Record excerpts
--------

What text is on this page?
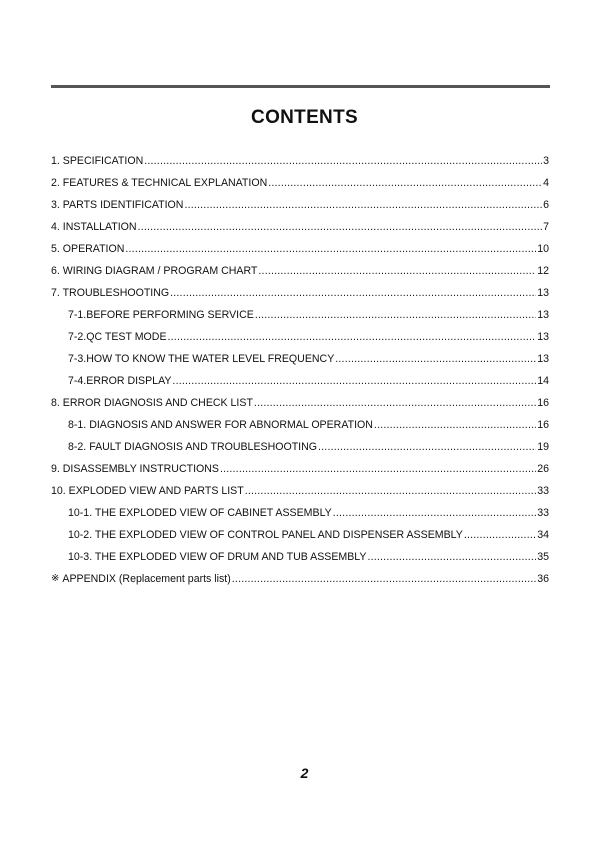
CONTENTS
1. SPECIFICATION .....	3
2. FEATURES & TECHNICAL EXPLANATION .....	4
3. PARTS IDENTIFICATION .....	6
4. INSTALLATION .....	7
5. OPERATION .....	10
6. WIRING DIAGRAM / PROGRAM CHART .....	12
7. TROUBLESHOOTING .....	13
7-1.BEFORE PERFORMING SERVICE .....	13
7-2.QC TEST MODE .....	13
7-3.HOW TO KNOW THE WATER LEVEL FREQUENCY .....	13
7-4.ERROR DISPLAY .....	14
8. ERROR DIAGNOSIS AND CHECK LIST .....	16
8-1. DIAGNOSIS AND ANSWER FOR ABNORMAL OPERATION .....	16
8-2. FAULT DIAGNOSIS AND TROUBLESHOOTING .....	19
9. DISASSEMBLY INSTRUCTIONS .....	26
10. EXPLODED VIEW AND PARTS LIST .....	33
10-1. THE EXPLODED VIEW OF CABINET ASSEMBLY .....	33
10-2. THE EXPLODED VIEW OF CONTROL PANEL AND DISPENSER ASSEMBLY .....	34
10-3. THE EXPLODED VIEW OF DRUM AND TUB ASSEMBLY .....	35
※ APPENDIX (Replacement parts list) .....	36
2
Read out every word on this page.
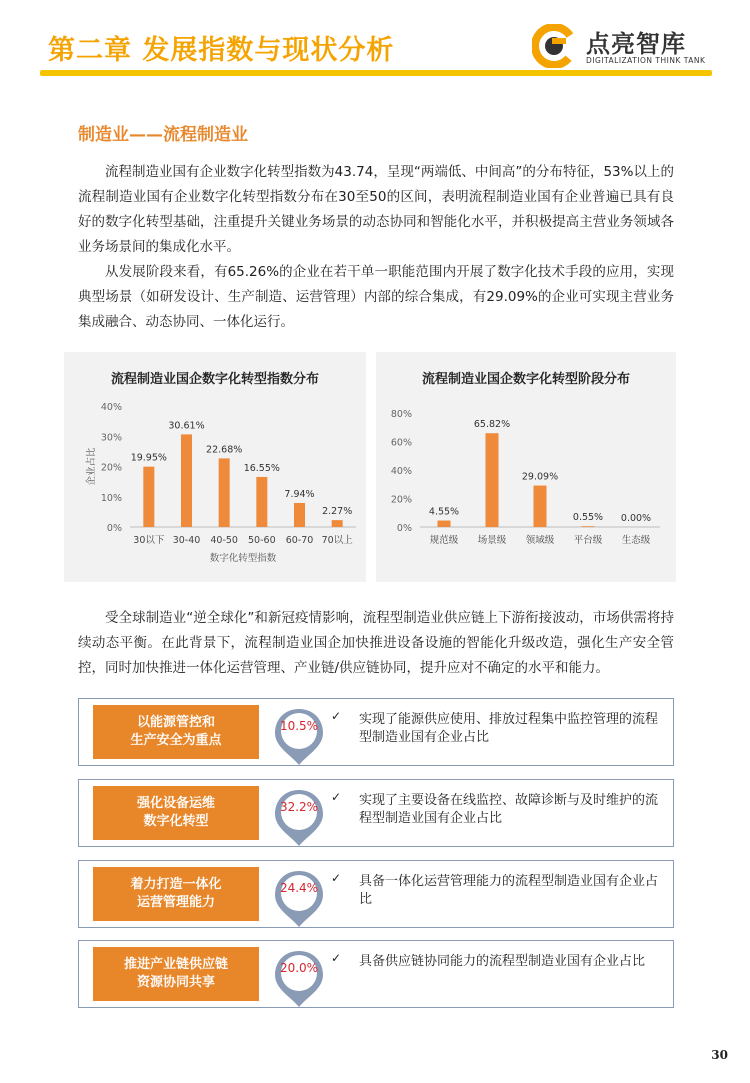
第二章 发展指数与现状分析	点亮智库
DIGITALIZATION THINK TANK
制造业——流程制造业
流程制造业国有企业数字化转型指数为43.74，呈现“两端低、中间高”的分布特征，53%以上的流程制造业国有企业数字化转型指数分布在30至50的区间，表明流程制造业国有企业普遍已具有良好的数字化转型基础，注重提升关键业务场景的动态协同和智能化水平，并积极提高主营业务领域各业务场景间的集成化水平。
从发展阶段来看，有65.26%的企业在若干单一职能范围内开展了数字化技术手段的应用，实现典型场景（如研发设计、生产制造、运营管理）内部的综合集成，有29.09%的企业可实现主营业务集成融合、动态协同、一体化运行。
流程制造业国企数字化转型指数分布
0%
10%
20%
30%
40%
19.95%
30以下
30.61%
30-40
22.68%
40-50
16.55%
50-60
7.94%
60-70
2.27%
70以上
数字化转型指数
企业占比
流程制造业国企数字化转型阶段分布
0%
20%
40%
60%
80%
4.55%
规范级
65.82%
场景级
29.09%
领域级
0.55%
平台级
0.00%
生态级
受全球制造业“逆全球化”和新冠疫情影响，流程型制造业供应链上下游衔接波动，市场供需将持续动态平衡。在此背景下，流程制造业国企加快推进设备设施的智能化升级改造，强化生产安全管控，同时加快推进一体化运营管理、产业链/供应链协同，提升应对不确定的水平和能力。
以能源管控和
生产安全为重点
10.5%
✓ 实现了能源供应使用、排放过程集中监控管理的流程型制造业国有企业占比
强化设备运维
数字化转型
32.2%
✓ 实现了主要设备在线监控、故障诊断与及时维护的流程型制造业国有企业占比
着力打造一体化
运营管理能力
24.4%
✓ 具备一体化运营管理能力的流程型制造业国有企业占比
推进产业链供应链
资源协同共享
20.0%
✓ 具备供应链协同能力的流程型制造业国有企业占比
30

--------

Instruction
Strip the images and reproduce the remaining records precisely.

Exercise output
What text is on this page?
CONTENTS
1. SPECIFICATION .....	3
2. FEATURES & TECHNICAL EXPLANATION .....	4
3. PARTS IDENTIFICATION .....	6
4. INSTALLATION .....	7
5. OPERATION .....	10
6. WIRING DIAGRAM / PROGRAM CHART .....	12
7. TROUBLESHOOTING .....	13
7-1.BEFORE PERFORMING SERVICE .....	13
7-2.QC TEST MODE .....	13
7-3.HOW TO KNOW THE WATER LEVEL FREQUENCY .....	13
7-4.ERROR DISPLAY .....	14
8. ERROR DIAGNOSIS AND CHECK LIST .....	16
8-1. DIAGNOSIS AND ANSWER FOR ABNORMAL OPERATION .....	16
8-2. FAULT DIAGNOSIS AND TROUBLESHOOTING .....	19
9. DISASSEMBLY INSTRUCTIONS .....	26
10. EXPLODED VIEW AND PARTS LIST .....	33
10-1. THE EXPLODED VIEW OF CABINET ASSEMBLY .....	33
10-2. THE EXPLODED VIEW OF CONTROL PANEL AND DISPENSER ASSEMBLY .....	34
10-3. THE EXPLODED VIEW OF DRUM AND TUB ASSEMBLY .....	35
※ APPENDIX (Replacement parts list) .....	36
2
Read out every word on this page.
第二章 发展指数与现状分析	点亮智库
DIGITALIZATION THINK TANK
制造业——流程制造业
流程制造业国有企业数字化转型指数为43.74，呈现“两端低、中间高”的分布特征，53%以上的流程制造业国有企业数字化转型指数分布在30至50的区间，表明流程制造业国有企业普遍已具有良好的数字化转型基础，注重提升关键业务场景的动态协同和智能化水平，并积极提高主营业务领域各业务场景间的集成化水平。
从发展阶段来看，有65.26%的企业在若干单一职能范围内开展了数字化技术手段的应用，实现典型场景（如研发设计、生产制造、运营管理）内部的综合集成，有29.09%的企业可实现主营业务集成融合、动态协同、一体化运行。
流程制造业国企数字化转型指数分布
0%
10%
20%
30%
40%
19.95%
30以下
30.61%
30-40
22.68%
40-50
16.55%
50-60
7.94%
60-70
2.27%
70以上
数字化转型指数
企业占比
流程制造业国企数字化转型阶段分布
0%
20%
40%
60%
80%
4.55%
规范级
65.82%
场景级
29.09%
领域级
0.55%
平台级
0.00%
生态级
受全球制造业“逆全球化”和新冠疫情影响，流程型制造业供应链上下游衔接波动，市场供需将持续动态平衡。在此背景下，流程制造业国企加快推进设备设施的智能化升级改造，强化生产安全管控，同时加快推进一体化运营管理、产业链/供应链协同，提升应对不确定的水平和能力。
以能源管控和
生产安全为重点
10.5%
✓ 实现了能源供应使用、排放过程集中监控管理的流程型制造业国有企业占比
强化设备运维
数字化转型
32.2%
✓ 实现了主要设备在线监控、故障诊断与及时维护的流程型制造业国有企业占比
着力打造一体化
运营管理能力
24.4%
✓ 具备一体化运营管理能力的流程型制造业国有企业占比
推进产业链供应链
资源协同共享
20.0%
✓ 具备供应链协同能力的流程型制造业国有企业占比
30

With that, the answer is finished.